++++ TASK MATERIAL ++++
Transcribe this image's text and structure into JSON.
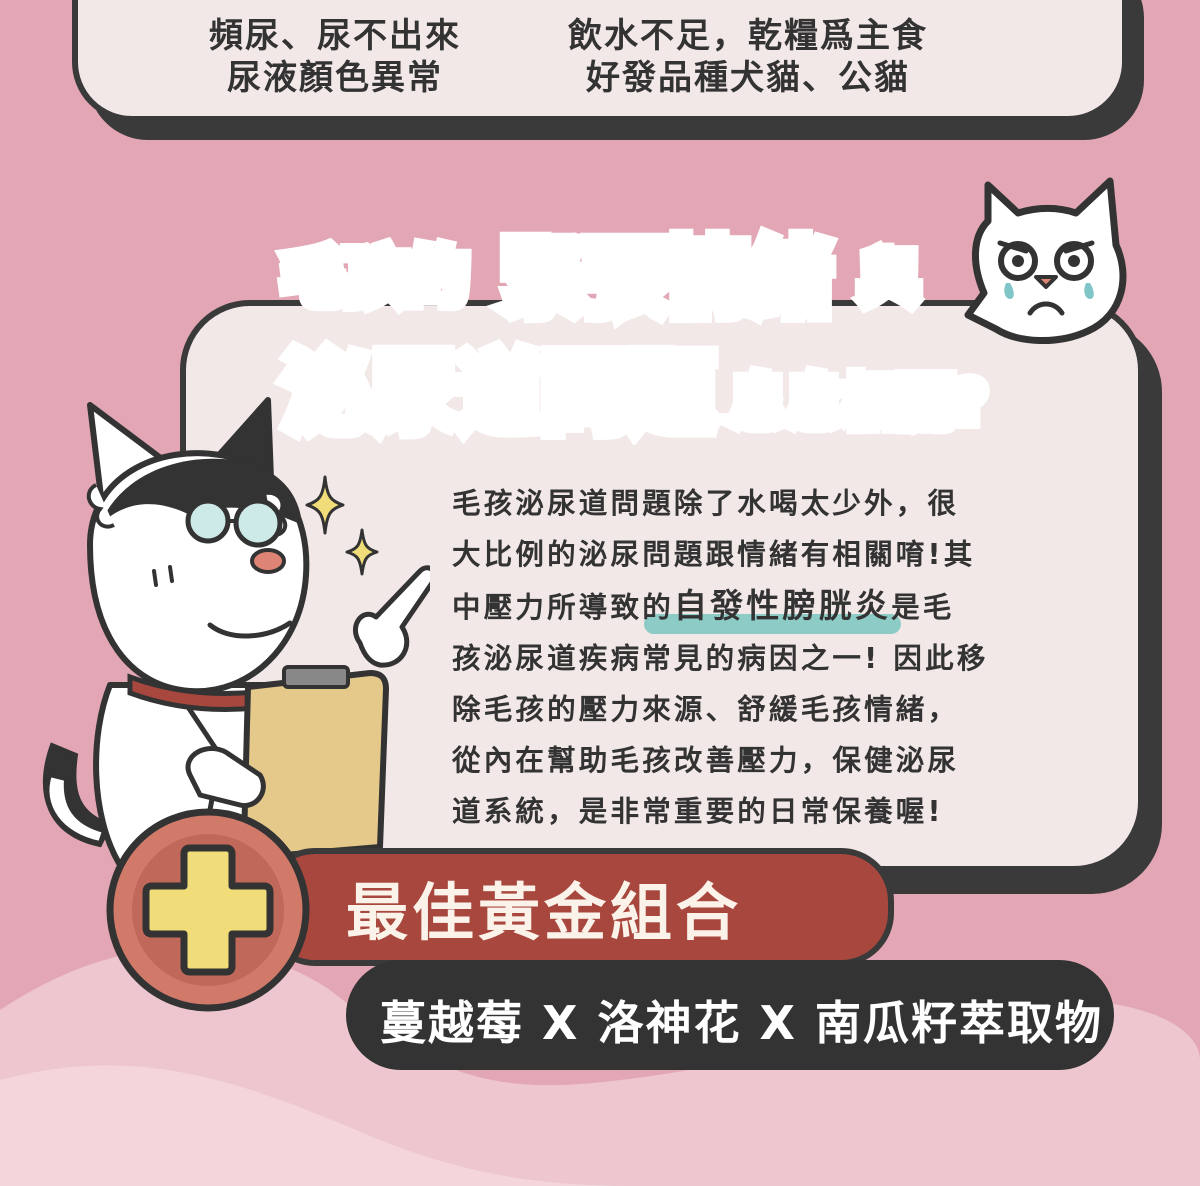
{
  "top_card": {
    "symptoms_line1": "頻尿、尿不出來",
    "symptoms_line2": "尿液顏色異常",
    "causes_line1": "飲水不足，乾糧爲主食",
    "causes_line2": "好發品種犬貓、公貓"
  },
  "headline": {
    "line1_prefix": "毛孩的",
    "line1_highlight": "緊張情緒",
    "line1_suffix": "與",
    "line2_highlight": "泌尿道問題",
    "line2_suffix": "息息相關?"
  },
  "body": {
    "line1": "毛孩泌尿道問題除了水喝太少外，很",
    "line2": "大比例的泌尿問題跟情緒有相關唷!其",
    "line3_prefix": "中壓力所導致的",
    "line3_highlight": "自發性膀胱炎",
    "line3_suffix": "是毛",
    "line4": "孩泌尿道疾病常見的病因之一! 因此移",
    "line5": "除毛孩的壓力來源、舒緩毛孩情緒，",
    "line6": "從內在幫助毛孩改善壓力，保健泌尿",
    "line7": "道系統，是非常重要的日常保養喔!"
  },
  "combo": {
    "title": "最佳黃金組合",
    "ingredients": "蔓越莓 X 洛神花 X 南瓜籽萃取物"
  },
  "icons": {
    "plus_badge": "plus-icon",
    "worried_cat": "worried-cat-icon",
    "doctor_dog": "doctor-dog-illustration",
    "sparkle": "sparkle-icon"
  },
  "colors": {
    "background": "#e2a6b4",
    "card": "#f3e8e8",
    "outline": "#3a3a3a",
    "title_pink": "#dd8474",
    "band_red": "#a8473e",
    "highlight_teal": "#8ccbc6",
    "plus_yellow": "#f0dc78"
  }
}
++++
• WHAT TO PRODUCE: Reproduce the whole listing word for word, setting aside any pictures.

• EXPECTED OUTPUT:
Transcribe this image's text and structure into JSON.
{
  "top_card": {
    "symptoms_line1": "頻尿、尿不出來",
    "symptoms_line2": "尿液顏色異常",
    "causes_line1": "飲水不足，乾糧爲主食",
    "causes_line2": "好發品種犬貓、公貓"
  },
  "headline": {
    "line1_prefix": "毛孩的",
    "line1_highlight": "緊張情緒",
    "line1_suffix": "與",
    "line2_highlight": "泌尿道問題",
    "line2_suffix": "息息相關?"
  },
  "body": {
    "line1": "毛孩泌尿道問題除了水喝太少外，很",
    "line2": "大比例的泌尿問題跟情緒有相關唷!其",
    "line3_prefix": "中壓力所導致的",
    "line3_highlight": "自發性膀胱炎",
    "line3_suffix": "是毛",
    "line4": "孩泌尿道疾病常見的病因之一! 因此移",
    "line5": "除毛孩的壓力來源、舒緩毛孩情緒，",
    "line6": "從內在幫助毛孩改善壓力，保健泌尿",
    "line7": "道系統，是非常重要的日常保養喔!"
  },
  "combo": {
    "title": "最佳黃金組合",
    "ingredients": "蔓越莓 X 洛神花 X 南瓜籽萃取物"
  },
  "icons": {
    "plus_badge": "plus-icon",
    "worried_cat": "worried-cat-icon",
    "doctor_dog": "doctor-dog-illustration",
    "sparkle": "sparkle-icon"
  },
  "colors": {
    "background": "#e2a6b4",
    "card": "#f3e8e8",
    "outline": "#3a3a3a",
    "title_pink": "#dd8474",
    "band_red": "#a8473e",
    "highlight_teal": "#8ccbc6",
    "plus_yellow": "#f0dc78"
  }
}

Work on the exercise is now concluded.